◆ TASK DESCRIPTION ◆
Filter the entries, keeping every line with the word "Přežívání".

#### ENTRIES ####

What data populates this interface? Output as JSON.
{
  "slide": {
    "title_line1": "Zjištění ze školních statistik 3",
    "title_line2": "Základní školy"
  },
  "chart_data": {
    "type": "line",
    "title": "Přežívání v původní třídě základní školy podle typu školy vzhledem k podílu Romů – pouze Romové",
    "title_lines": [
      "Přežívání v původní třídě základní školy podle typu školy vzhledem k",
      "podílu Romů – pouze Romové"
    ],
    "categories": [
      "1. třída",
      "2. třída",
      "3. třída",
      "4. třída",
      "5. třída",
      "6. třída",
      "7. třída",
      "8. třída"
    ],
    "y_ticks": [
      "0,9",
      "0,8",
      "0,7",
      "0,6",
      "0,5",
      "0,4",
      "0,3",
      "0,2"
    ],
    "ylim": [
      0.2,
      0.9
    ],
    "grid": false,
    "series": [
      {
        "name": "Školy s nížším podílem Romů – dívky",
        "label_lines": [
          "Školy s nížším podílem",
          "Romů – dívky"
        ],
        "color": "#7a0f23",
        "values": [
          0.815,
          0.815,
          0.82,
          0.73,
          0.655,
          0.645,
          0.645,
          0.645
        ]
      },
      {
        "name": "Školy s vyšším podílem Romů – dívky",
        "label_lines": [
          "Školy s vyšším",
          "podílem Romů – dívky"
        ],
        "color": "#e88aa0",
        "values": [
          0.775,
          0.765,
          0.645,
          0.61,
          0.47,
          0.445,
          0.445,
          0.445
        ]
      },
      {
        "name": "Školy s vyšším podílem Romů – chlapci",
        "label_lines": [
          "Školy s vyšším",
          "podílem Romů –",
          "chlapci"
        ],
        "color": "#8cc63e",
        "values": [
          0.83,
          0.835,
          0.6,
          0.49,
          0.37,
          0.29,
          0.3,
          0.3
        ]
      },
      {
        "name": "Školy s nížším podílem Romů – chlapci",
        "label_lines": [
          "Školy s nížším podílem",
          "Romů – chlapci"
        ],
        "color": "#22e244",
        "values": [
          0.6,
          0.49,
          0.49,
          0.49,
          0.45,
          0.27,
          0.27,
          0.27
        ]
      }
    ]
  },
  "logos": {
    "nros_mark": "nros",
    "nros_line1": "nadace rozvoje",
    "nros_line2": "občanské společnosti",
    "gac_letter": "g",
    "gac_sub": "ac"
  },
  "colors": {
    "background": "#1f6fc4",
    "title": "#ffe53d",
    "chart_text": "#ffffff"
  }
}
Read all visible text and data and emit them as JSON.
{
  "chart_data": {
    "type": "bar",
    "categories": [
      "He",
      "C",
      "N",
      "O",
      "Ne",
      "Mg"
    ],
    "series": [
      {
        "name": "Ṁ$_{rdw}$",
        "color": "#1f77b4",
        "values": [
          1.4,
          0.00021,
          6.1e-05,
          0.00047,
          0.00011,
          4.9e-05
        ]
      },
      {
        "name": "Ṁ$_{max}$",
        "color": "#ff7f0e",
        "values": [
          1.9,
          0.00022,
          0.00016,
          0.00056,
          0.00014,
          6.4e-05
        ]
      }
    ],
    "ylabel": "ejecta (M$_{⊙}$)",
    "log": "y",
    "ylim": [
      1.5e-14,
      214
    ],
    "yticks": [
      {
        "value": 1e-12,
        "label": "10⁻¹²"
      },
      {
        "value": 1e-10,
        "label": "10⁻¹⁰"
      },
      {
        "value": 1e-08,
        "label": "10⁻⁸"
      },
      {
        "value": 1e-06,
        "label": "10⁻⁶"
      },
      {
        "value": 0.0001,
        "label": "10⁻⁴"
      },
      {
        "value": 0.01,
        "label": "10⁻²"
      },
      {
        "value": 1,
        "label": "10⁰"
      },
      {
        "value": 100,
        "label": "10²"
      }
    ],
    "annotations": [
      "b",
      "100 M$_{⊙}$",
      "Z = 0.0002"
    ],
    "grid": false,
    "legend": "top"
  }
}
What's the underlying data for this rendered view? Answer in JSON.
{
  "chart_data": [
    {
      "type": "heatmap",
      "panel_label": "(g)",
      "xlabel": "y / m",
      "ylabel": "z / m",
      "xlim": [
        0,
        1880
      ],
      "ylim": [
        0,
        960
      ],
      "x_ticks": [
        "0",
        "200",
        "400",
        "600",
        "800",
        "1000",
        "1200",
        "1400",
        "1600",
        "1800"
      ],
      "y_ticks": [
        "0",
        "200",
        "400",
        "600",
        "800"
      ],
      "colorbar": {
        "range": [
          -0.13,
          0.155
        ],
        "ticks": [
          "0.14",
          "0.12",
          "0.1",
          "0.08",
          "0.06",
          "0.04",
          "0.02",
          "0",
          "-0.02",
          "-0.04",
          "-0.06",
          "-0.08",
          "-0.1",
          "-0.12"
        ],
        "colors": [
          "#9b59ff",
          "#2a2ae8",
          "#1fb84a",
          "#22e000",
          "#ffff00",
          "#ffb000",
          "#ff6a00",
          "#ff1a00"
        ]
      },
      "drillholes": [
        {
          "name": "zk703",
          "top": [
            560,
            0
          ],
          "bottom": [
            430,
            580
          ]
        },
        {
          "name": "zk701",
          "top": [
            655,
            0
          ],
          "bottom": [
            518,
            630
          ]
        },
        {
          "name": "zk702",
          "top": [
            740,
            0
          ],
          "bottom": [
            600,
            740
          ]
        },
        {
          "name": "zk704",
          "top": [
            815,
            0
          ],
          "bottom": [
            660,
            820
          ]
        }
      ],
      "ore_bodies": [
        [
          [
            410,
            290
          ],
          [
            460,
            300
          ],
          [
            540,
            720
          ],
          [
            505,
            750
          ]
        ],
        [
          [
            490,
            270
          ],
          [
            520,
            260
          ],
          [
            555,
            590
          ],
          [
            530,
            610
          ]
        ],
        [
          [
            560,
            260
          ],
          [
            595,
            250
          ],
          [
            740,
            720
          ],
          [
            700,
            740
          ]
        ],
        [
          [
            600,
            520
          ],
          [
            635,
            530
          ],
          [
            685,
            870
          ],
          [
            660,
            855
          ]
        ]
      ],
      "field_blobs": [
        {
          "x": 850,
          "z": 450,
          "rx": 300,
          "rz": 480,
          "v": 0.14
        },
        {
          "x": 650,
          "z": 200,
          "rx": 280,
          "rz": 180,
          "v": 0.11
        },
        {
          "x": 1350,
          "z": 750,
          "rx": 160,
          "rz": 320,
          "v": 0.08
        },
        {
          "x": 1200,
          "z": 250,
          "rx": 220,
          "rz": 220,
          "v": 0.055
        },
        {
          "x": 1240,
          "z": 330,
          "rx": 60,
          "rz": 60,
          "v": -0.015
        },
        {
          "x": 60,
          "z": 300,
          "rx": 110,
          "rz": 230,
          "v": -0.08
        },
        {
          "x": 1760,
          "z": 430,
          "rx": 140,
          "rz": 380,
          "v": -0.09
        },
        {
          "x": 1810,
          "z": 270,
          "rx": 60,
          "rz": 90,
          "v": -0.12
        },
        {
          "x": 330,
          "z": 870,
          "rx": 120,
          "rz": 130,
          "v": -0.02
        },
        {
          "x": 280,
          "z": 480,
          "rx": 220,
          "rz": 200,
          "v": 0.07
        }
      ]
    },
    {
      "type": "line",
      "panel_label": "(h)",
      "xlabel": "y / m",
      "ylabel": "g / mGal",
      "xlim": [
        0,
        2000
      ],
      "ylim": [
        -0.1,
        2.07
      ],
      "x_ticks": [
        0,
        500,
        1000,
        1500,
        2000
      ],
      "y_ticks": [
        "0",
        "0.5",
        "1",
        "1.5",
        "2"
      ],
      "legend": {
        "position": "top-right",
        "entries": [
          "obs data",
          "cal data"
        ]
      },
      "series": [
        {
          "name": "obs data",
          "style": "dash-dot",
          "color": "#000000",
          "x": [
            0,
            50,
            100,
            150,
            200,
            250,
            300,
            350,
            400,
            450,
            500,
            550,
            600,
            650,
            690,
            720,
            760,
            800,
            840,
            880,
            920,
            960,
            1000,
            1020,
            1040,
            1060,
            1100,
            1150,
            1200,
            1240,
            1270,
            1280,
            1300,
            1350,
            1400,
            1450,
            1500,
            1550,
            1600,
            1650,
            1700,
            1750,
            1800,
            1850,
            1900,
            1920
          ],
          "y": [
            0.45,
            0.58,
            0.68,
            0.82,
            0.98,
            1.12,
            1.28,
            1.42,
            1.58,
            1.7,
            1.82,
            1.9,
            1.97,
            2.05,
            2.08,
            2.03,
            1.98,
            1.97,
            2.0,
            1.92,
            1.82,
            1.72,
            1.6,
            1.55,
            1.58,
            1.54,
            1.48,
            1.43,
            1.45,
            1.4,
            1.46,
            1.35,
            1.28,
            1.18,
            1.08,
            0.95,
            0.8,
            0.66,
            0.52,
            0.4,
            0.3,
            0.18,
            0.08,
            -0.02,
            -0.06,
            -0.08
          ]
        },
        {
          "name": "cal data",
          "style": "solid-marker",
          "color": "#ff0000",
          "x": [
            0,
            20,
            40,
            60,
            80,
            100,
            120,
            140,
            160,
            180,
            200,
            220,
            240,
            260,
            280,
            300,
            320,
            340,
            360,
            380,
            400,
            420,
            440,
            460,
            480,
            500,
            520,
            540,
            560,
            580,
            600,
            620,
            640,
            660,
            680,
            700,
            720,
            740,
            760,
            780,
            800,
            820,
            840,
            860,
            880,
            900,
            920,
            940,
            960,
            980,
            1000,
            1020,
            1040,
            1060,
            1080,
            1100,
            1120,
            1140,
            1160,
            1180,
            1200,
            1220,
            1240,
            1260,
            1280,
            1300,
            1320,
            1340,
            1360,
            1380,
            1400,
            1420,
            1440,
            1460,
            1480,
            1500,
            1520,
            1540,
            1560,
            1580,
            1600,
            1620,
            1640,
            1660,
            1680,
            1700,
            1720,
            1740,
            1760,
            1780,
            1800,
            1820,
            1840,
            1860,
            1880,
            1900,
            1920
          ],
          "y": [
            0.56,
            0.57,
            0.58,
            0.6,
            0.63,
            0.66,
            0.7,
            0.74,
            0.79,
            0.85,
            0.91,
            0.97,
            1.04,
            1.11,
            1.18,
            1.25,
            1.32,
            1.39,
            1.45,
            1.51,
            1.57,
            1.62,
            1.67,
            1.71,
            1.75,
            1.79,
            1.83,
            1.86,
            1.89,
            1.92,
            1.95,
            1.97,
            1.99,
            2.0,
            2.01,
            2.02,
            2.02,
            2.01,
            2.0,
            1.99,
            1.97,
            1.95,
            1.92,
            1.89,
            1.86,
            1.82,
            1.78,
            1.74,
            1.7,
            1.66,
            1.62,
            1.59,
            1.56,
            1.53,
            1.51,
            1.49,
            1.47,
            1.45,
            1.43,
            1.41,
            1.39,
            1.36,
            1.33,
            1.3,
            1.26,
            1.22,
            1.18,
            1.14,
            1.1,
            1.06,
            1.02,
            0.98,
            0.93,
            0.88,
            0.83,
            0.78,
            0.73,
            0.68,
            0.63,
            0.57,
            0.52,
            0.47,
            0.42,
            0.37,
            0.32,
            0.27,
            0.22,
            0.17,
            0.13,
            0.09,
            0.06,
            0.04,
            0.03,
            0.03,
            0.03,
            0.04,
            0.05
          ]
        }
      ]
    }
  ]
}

####

◆ FULL RESPONSE ◆
    "title": "Přežívání v původní třídě základní školy podle typu školy vzhledem k podílu Romů – pouze Romové",
      "Přežívání v původní třídě základní školy podle typu školy vzhledem k",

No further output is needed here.